§ **Aim of the task**
Repeat the data word for word. Do not include the pictures.

START Input rows

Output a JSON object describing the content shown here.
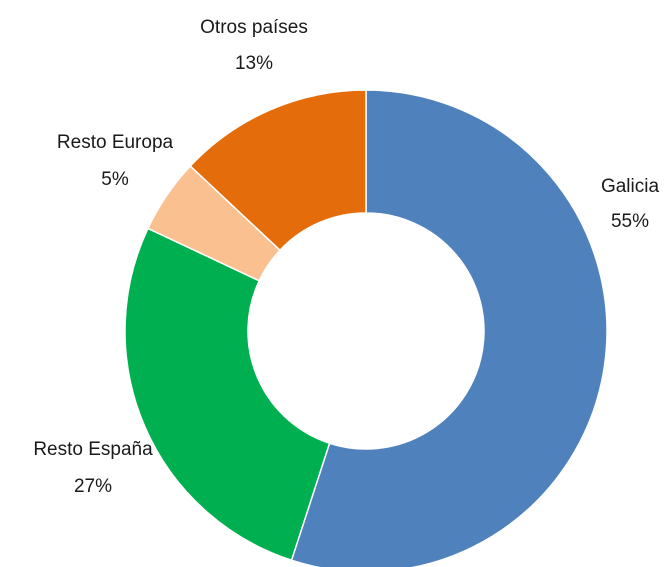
{
  "chart_data": {
    "type": "donut",
    "categories": [
      "Galicia",
      "Resto España",
      "Resto Europa",
      "Otros países"
    ],
    "values": [
      55,
      27,
      5,
      13
    ],
    "value_labels": [
      "55%",
      "27%",
      "5%",
      "13%"
    ],
    "colors": [
      "#4f81bd",
      "#00b050",
      "#fac090",
      "#e46c0a"
    ]
  }
}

END Input rows

§ **Task answer**
Output a JSON object describing the content shown here.
{
  "chart_data": {
    "type": "donut",
    "categories": [
      "Galicia",
      "Resto España",
      "Resto Europa",
      "Otros países"
    ],
    "values": [
      55,
      27,
      5,
      13
    ],
    "value_labels": [
      "55%",
      "27%",
      "5%",
      "13%"
    ],
    "colors": [
      "#4f81bd",
      "#00b050",
      "#fac090",
      "#e46c0a"
    ]
  }
}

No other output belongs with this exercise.